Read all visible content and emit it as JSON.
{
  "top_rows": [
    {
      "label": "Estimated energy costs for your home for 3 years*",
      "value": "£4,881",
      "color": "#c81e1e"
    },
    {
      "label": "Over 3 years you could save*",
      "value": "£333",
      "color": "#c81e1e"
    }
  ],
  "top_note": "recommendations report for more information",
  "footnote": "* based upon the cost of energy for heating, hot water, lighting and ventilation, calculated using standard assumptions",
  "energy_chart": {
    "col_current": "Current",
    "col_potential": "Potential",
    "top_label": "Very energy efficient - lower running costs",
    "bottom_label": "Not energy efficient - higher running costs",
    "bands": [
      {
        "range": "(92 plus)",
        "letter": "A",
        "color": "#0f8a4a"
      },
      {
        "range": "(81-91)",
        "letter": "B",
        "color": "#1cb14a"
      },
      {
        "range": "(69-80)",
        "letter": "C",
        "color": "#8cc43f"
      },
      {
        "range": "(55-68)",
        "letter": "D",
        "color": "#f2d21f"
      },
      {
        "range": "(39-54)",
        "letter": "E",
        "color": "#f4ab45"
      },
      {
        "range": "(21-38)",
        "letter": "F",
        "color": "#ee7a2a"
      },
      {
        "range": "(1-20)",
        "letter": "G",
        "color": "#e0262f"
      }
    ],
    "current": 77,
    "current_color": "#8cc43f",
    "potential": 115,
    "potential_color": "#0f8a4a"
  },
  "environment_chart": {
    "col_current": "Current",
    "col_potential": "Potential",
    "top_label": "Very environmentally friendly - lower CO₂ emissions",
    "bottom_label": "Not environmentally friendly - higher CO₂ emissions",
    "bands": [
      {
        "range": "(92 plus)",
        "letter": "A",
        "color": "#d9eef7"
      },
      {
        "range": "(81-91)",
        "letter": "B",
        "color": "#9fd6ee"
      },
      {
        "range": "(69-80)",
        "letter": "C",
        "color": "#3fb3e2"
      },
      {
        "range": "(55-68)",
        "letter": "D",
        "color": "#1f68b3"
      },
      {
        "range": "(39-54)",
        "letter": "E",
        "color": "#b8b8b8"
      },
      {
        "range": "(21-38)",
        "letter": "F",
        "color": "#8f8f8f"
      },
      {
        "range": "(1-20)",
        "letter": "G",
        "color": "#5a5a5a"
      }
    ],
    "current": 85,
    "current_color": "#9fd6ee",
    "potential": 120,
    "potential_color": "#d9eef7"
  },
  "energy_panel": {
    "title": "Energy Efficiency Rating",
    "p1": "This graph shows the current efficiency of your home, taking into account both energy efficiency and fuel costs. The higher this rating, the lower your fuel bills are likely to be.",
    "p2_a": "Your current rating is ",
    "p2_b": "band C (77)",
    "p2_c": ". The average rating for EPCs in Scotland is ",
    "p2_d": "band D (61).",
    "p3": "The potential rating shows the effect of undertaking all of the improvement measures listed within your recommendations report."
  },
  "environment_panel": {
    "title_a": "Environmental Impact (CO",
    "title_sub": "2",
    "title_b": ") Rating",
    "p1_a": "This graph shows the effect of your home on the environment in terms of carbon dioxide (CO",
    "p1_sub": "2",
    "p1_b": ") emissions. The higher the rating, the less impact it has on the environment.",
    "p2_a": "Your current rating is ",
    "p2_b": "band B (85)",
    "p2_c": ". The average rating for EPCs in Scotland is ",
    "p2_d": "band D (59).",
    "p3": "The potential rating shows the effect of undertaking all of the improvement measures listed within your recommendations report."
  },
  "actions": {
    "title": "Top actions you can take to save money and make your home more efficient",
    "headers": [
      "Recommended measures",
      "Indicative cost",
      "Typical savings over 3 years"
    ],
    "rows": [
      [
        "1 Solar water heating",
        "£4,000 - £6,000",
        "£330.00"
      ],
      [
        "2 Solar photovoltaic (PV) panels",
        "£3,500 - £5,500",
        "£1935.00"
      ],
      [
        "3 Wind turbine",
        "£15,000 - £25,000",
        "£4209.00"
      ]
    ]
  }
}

########

Reproduce each entry from the records above, character for character.

Read all visible content and emit it as JSON.
{
  "top_rows": [
    {
      "label": "Estimated energy costs for your home for 3 years*",
      "value": "£4,881",
      "color": "#c81e1e"
    },
    {
      "label": "Over 3 years you could save*",
      "value": "£333",
      "color": "#c81e1e"
    }
  ],
  "top_note": "recommendations report for more information",
  "footnote": "* based upon the cost of energy for heating, hot water, lighting and ventilation, calculated using standard assumptions",
  "energy_chart": {
    "col_current": "Current",
    "col_potential": "Potential",
    "top_label": "Very energy efficient - lower running costs",
    "bottom_label": "Not energy efficient - higher running costs",
    "bands": [
      {
        "range": "(92 plus)",
        "letter": "A",
        "color": "#0f8a4a"
      },
      {
        "range": "(81-91)",
        "letter": "B",
        "color": "#1cb14a"
      },
      {
        "range": "(69-80)",
        "letter": "C",
        "color": "#8cc43f"
      },
      {
        "range": "(55-68)",
        "letter": "D",
        "color": "#f2d21f"
      },
      {
        "range": "(39-54)",
        "letter": "E",
        "color": "#f4ab45"
      },
      {
        "range": "(21-38)",
        "letter": "F",
        "color": "#ee7a2a"
      },
      {
        "range": "(1-20)",
        "letter": "G",
        "color": "#e0262f"
      }
    ],
    "current": 77,
    "current_color": "#8cc43f",
    "potential": 115,
    "potential_color": "#0f8a4a"
  },
  "environment_chart": {
    "col_current": "Current",
    "col_potential": "Potential",
    "top_label": "Very environmentally friendly - lower CO₂ emissions",
    "bottom_label": "Not environmentally friendly - higher CO₂ emissions",
    "bands": [
      {
        "range": "(92 plus)",
        "letter": "A",
        "color": "#d9eef7"
      },
      {
        "range": "(81-91)",
        "letter": "B",
        "color": "#9fd6ee"
      },
      {
        "range": "(69-80)",
        "letter": "C",
        "color": "#3fb3e2"
      },
      {
        "range": "(55-68)",
        "letter": "D",
        "color": "#1f68b3"
      },
      {
        "range": "(39-54)",
        "letter": "E",
        "color": "#b8b8b8"
      },
      {
        "range": "(21-38)",
        "letter": "F",
        "color": "#8f8f8f"
      },
      {
        "range": "(1-20)",
        "letter": "G",
        "color": "#5a5a5a"
      }
    ],
    "current": 85,
    "current_color": "#9fd6ee",
    "potential": 120,
    "potential_color": "#d9eef7"
  },
  "energy_panel": {
    "title": "Energy Efficiency Rating",
    "p1": "This graph shows the current efficiency of your home, taking into account both energy efficiency and fuel costs. The higher this rating, the lower your fuel bills are likely to be.",
    "p2_a": "Your current rating is ",
    "p2_b": "band C (77)",
    "p2_c": ". The average rating for EPCs in Scotland is ",
    "p2_d": "band D (61).",
    "p3": "The potential rating shows the effect of undertaking all of the improvement measures listed within your recommendations report."
  },
  "environment_panel": {
    "title_a": "Environmental Impact (CO",
    "title_sub": "2",
    "title_b": ") Rating",
    "p1_a": "This graph shows the effect of your home on the environment in terms of carbon dioxide (CO",
    "p1_sub": "2",
    "p1_b": ") emissions. The higher the rating, the less impact it has on the environment.",
    "p2_a": "Your current rating is ",
    "p2_b": "band B (85)",
    "p2_c": ". The average rating for EPCs in Scotland is ",
    "p2_d": "band D (59).",
    "p3": "The potential rating shows the effect of undertaking all of the improvement measures listed within your recommendations report."
  },
  "actions": {
    "title": "Top actions you can take to save money and make your home more efficient",
    "headers": [
      "Recommended measures",
      "Indicative cost",
      "Typical savings over 3 years"
    ],
    "rows": [
      [
        "1 Solar water heating",
        "£4,000 - £6,000",
        "£330.00"
      ],
      [
        "2 Solar photovoltaic (PV) panels",
        "£3,500 - £5,500",
        "£1935.00"
      ],
      [
        "3 Wind turbine",
        "£15,000 - £25,000",
        "£4209.00"
      ]
    ]
  }
}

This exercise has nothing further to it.